**** Supplied data

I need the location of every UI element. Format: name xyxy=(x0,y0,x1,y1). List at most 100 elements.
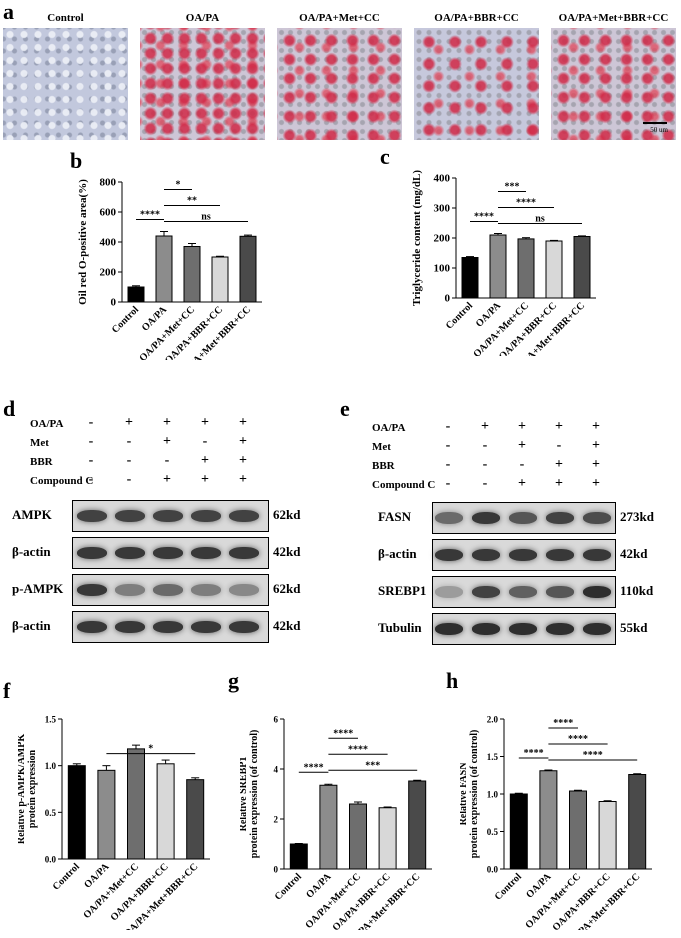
blot-band xyxy=(509,586,537,598)
treatment-sign: - xyxy=(126,453,132,468)
y-tick-label: 600 xyxy=(100,207,117,219)
treatment-sign: - xyxy=(445,419,451,434)
blot-strip xyxy=(72,574,269,606)
treatment-sign: + xyxy=(239,434,247,449)
blot-strip xyxy=(432,539,616,571)
blot-band xyxy=(583,512,611,524)
treatment-sign: - xyxy=(482,457,488,472)
panel-label-b: b xyxy=(70,148,83,173)
y-tick-label: 1.0 xyxy=(487,790,499,800)
treatment-label: Compound C xyxy=(372,479,436,491)
bar xyxy=(489,234,507,299)
treatment-sign: - xyxy=(164,453,170,468)
blot-band xyxy=(546,549,574,561)
blot-band xyxy=(472,549,500,561)
blot-band xyxy=(435,586,463,598)
panel-label-c: c xyxy=(380,144,390,169)
blot-band xyxy=(153,547,183,559)
y-axis-label: Oil red O-positive area(%) xyxy=(77,179,89,305)
treatment-sign: - xyxy=(202,434,208,449)
scale-bar-label: 50 um xyxy=(650,126,668,134)
treatment-sign: - xyxy=(482,438,488,453)
treatment-sign: + xyxy=(592,457,600,472)
blot-band xyxy=(77,547,107,559)
significance-label: **** xyxy=(140,210,160,221)
micrograph-label-met-cc: OA/PA+Met+CC xyxy=(299,12,380,24)
blot-band xyxy=(153,584,183,596)
panel-label-h: h xyxy=(446,668,459,693)
blot-band xyxy=(191,510,221,522)
blot-band xyxy=(435,512,463,524)
chart-g: 0 2 4 6 Relative SREBP1protein expression (o… xyxy=(240,715,432,930)
significance-label: **** xyxy=(474,212,494,223)
micrograph-oapa xyxy=(140,28,265,140)
blot-band xyxy=(153,621,183,633)
bar xyxy=(211,256,229,303)
significance-label: **** xyxy=(304,762,324,773)
significance-label: **** xyxy=(553,718,573,729)
scale-bar xyxy=(643,122,667,124)
category-label: OA/PA+Met+CC xyxy=(523,871,583,930)
significance-label: ns xyxy=(535,214,545,225)
y-tick-label: 800 xyxy=(100,177,117,189)
blot-band xyxy=(115,621,145,633)
treatment-sign: + xyxy=(518,476,526,491)
bar xyxy=(127,748,145,860)
blot-band xyxy=(77,584,107,596)
y-tick-label: 200 xyxy=(434,233,451,245)
bar xyxy=(156,763,175,860)
y-tick-label: 0.5 xyxy=(487,827,499,837)
treatment-sign: - xyxy=(88,453,94,468)
significance-label: *** xyxy=(505,182,520,193)
blot-band xyxy=(77,621,107,633)
blot-band xyxy=(435,623,463,635)
blot-size-label: 42kd xyxy=(620,546,648,561)
blot-strip xyxy=(72,537,269,569)
treatment-sign: + xyxy=(555,476,563,491)
blot-protein-label: FASN xyxy=(378,509,411,524)
micrograph-label-met-bbr-cc: OA/PA+Met+BBR+CC xyxy=(558,12,669,24)
blot-band xyxy=(229,621,259,633)
blot-band xyxy=(115,584,145,596)
blot-size-label: 55kd xyxy=(620,620,648,635)
bar xyxy=(461,257,479,299)
y-tick-label: 400 xyxy=(100,237,117,249)
category-label: Control xyxy=(444,300,475,331)
treatment-label: Compound C xyxy=(30,475,94,487)
bar xyxy=(509,793,528,870)
y-tick-label: 1.0 xyxy=(45,761,57,771)
blot-protein-label: p-AMPK xyxy=(12,581,64,596)
chart-b: 0 200 400 600 800 Oil red O-positive area(%) C… xyxy=(77,177,262,360)
blot-strip xyxy=(432,502,616,534)
blot-band xyxy=(546,512,574,524)
blot-band xyxy=(77,510,107,522)
blot-band xyxy=(435,549,463,561)
panel-label-e: e xyxy=(340,396,350,421)
bar xyxy=(573,236,591,299)
treatment-sign: - xyxy=(445,476,451,491)
blot-size-label: 110kd xyxy=(620,583,654,598)
blot-band xyxy=(583,549,611,561)
y-tick-label: 0 xyxy=(111,297,117,309)
blot-size-label: 273kd xyxy=(620,509,654,524)
blot-protein-label: Tubulin xyxy=(378,620,422,635)
bar xyxy=(239,235,257,303)
blot-band xyxy=(509,512,537,524)
y-axis-label: Relative p-AMPK/AMPKprotein expression xyxy=(18,734,38,844)
y-tick-label: 6 xyxy=(274,715,279,725)
y-axis-label-line: Relative FASN xyxy=(460,762,469,826)
y-tick-label: 400 xyxy=(434,173,451,185)
bar xyxy=(569,790,587,870)
y-tick-label: 2.0 xyxy=(487,715,499,725)
significance-label: **** xyxy=(516,198,536,209)
y-tick-label: 300 xyxy=(434,203,451,215)
bar xyxy=(598,801,617,870)
blot-protein-label: SREBP1 xyxy=(378,583,427,598)
treatment-sign: + xyxy=(592,438,600,453)
blot-protein-label: AMPK xyxy=(12,507,52,522)
significance-label: **** xyxy=(568,734,588,745)
blot-strip xyxy=(72,500,269,532)
treatment-sign: + xyxy=(163,472,171,487)
y-tick-label: 4 xyxy=(274,765,279,775)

********

=== Your goal ===
Find the lines of the listing above that hold "chart". Please copy them.

=== Your response ===
chart-g: 0 2 4 6 Relative SREBP1protein expression (o… xyxy=(240,715,432,930)
chart-b: 0 200 400 600 800 Oil red O-positive area(%) C… xyxy=(77,177,262,360)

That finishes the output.